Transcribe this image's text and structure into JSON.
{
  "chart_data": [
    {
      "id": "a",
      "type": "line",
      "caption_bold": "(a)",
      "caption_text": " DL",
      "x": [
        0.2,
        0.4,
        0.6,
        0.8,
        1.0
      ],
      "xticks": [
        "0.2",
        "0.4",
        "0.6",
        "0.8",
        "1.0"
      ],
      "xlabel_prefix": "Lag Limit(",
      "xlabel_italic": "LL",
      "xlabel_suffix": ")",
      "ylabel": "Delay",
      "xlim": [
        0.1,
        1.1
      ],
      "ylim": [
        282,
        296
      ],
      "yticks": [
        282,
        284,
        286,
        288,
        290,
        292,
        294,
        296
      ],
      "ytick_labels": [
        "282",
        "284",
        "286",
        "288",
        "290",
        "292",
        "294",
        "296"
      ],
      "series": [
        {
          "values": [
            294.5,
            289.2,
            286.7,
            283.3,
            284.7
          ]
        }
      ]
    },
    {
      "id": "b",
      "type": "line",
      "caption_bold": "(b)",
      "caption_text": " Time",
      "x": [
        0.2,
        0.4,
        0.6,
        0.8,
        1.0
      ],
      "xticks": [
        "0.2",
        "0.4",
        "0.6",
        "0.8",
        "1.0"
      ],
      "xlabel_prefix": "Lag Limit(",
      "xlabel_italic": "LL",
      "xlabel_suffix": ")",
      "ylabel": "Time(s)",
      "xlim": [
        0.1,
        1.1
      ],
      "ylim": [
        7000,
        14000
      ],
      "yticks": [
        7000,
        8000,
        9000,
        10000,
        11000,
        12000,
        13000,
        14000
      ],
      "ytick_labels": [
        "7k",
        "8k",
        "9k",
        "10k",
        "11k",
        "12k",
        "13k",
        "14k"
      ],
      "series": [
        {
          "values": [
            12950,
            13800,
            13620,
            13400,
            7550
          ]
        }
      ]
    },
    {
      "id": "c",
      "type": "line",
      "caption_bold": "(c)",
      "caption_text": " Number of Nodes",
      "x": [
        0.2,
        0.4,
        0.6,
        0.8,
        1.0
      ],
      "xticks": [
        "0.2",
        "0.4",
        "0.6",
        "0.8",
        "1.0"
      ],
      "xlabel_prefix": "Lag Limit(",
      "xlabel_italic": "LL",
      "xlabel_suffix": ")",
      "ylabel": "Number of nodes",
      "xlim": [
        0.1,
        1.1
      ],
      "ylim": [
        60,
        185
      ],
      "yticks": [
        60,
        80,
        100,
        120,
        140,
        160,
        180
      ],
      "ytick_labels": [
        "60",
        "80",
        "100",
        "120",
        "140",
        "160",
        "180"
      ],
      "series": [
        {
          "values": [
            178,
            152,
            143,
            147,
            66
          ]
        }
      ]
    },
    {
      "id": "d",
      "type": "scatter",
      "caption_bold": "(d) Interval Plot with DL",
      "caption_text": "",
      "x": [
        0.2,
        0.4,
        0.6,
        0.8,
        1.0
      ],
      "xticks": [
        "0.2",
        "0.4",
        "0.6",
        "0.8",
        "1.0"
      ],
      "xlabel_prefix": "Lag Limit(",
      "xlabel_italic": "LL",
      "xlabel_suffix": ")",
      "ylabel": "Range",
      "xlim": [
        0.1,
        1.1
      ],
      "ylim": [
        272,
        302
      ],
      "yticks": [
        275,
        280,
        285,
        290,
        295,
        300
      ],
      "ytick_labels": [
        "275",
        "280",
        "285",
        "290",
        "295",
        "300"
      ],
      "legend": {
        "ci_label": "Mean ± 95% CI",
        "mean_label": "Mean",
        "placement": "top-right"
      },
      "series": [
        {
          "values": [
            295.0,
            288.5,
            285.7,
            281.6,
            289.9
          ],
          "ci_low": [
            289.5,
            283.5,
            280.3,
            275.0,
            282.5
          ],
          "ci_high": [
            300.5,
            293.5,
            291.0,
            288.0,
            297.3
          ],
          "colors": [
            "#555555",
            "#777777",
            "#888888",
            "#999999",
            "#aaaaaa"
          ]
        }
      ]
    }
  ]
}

######

Exercise directions:
Retype every record above exactly as written.

Output for this task:
Transcribe this image's text and structure into JSON.
{
  "chart_data": [
    {
      "id": "a",
      "type": "line",
      "caption_bold": "(a)",
      "caption_text": " DL",
      "x": [
        0.2,
        0.4,
        0.6,
        0.8,
        1.0
      ],
      "xticks": [
        "0.2",
        "0.4",
        "0.6",
        "0.8",
        "1.0"
      ],
      "xlabel_prefix": "Lag Limit(",
      "xlabel_italic": "LL",
      "xlabel_suffix": ")",
      "ylabel": "Delay",
      "xlim": [
        0.1,
        1.1
      ],
      "ylim": [
        282,
        296
      ],
      "yticks": [
        282,
        284,
        286,
        288,
        290,
        292,
        294,
        296
      ],
      "ytick_labels": [
        "282",
        "284",
        "286",
        "288",
        "290",
        "292",
        "294",
        "296"
      ],
      "series": [
        {
          "values": [
            294.5,
            289.2,
            286.7,
            283.3,
            284.7
          ]
        }
      ]
    },
    {
      "id": "b",
      "type": "line",
      "caption_bold": "(b)",
      "caption_text": " Time",
      "x": [
        0.2,
        0.4,
        0.6,
        0.8,
        1.0
      ],
      "xticks": [
        "0.2",
        "0.4",
        "0.6",
        "0.8",
        "1.0"
      ],
      "xlabel_prefix": "Lag Limit(",
      "xlabel_italic": "LL",
      "xlabel_suffix": ")",
      "ylabel": "Time(s)",
      "xlim": [
        0.1,
        1.1
      ],
      "ylim": [
        7000,
        14000
      ],
      "yticks": [
        7000,
        8000,
        9000,
        10000,
        11000,
        12000,
        13000,
        14000
      ],
      "ytick_labels": [
        "7k",
        "8k",
        "9k",
        "10k",
        "11k",
        "12k",
        "13k",
        "14k"
      ],
      "series": [
        {
          "values": [
            12950,
            13800,
            13620,
            13400,
            7550
          ]
        }
      ]
    },
    {
      "id": "c",
      "type": "line",
      "caption_bold": "(c)",
      "caption_text": " Number of Nodes",
      "x": [
        0.2,
        0.4,
        0.6,
        0.8,
        1.0
      ],
      "xticks": [
        "0.2",
        "0.4",
        "0.6",
        "0.8",
        "1.0"
      ],
      "xlabel_prefix": "Lag Limit(",
      "xlabel_italic": "LL",
      "xlabel_suffix": ")",
      "ylabel": "Number of nodes",
      "xlim": [
        0.1,
        1.1
      ],
      "ylim": [
        60,
        185
      ],
      "yticks": [
        60,
        80,
        100,
        120,
        140,
        160,
        180
      ],
      "ytick_labels": [
        "60",
        "80",
        "100",
        "120",
        "140",
        "160",
        "180"
      ],
      "series": [
        {
          "values": [
            178,
            152,
            143,
            147,
            66
          ]
        }
      ]
    },
    {
      "id": "d",
      "type": "scatter",
      "caption_bold": "(d) Interval Plot with DL",
      "caption_text": "",
      "x": [
        0.2,
        0.4,
        0.6,
        0.8,
        1.0
      ],
      "xticks": [
        "0.2",
        "0.4",
        "0.6",
        "0.8",
        "1.0"
      ],
      "xlabel_prefix": "Lag Limit(",
      "xlabel_italic": "LL",
      "xlabel_suffix": ")",
      "ylabel": "Range",
      "xlim": [
        0.1,
        1.1
      ],
      "ylim": [
        272,
        302
      ],
      "yticks": [
        275,
        280,
        285,
        290,
        295,
        300
      ],
      "ytick_labels": [
        "275",
        "280",
        "285",
        "290",
        "295",
        "300"
      ],
      "legend": {
        "ci_label": "Mean ± 95% CI",
        "mean_label": "Mean",
        "placement": "top-right"
      },
      "series": [
        {
          "values": [
            295.0,
            288.5,
            285.7,
            281.6,
            289.9
          ],
          "ci_low": [
            289.5,
            283.5,
            280.3,
            275.0,
            282.5
          ],
          "ci_high": [
            300.5,
            293.5,
            291.0,
            288.0,
            297.3
          ],
          "colors": [
            "#555555",
            "#777777",
            "#888888",
            "#999999",
            "#aaaaaa"
          ]
        }
      ]
    }
  ]
}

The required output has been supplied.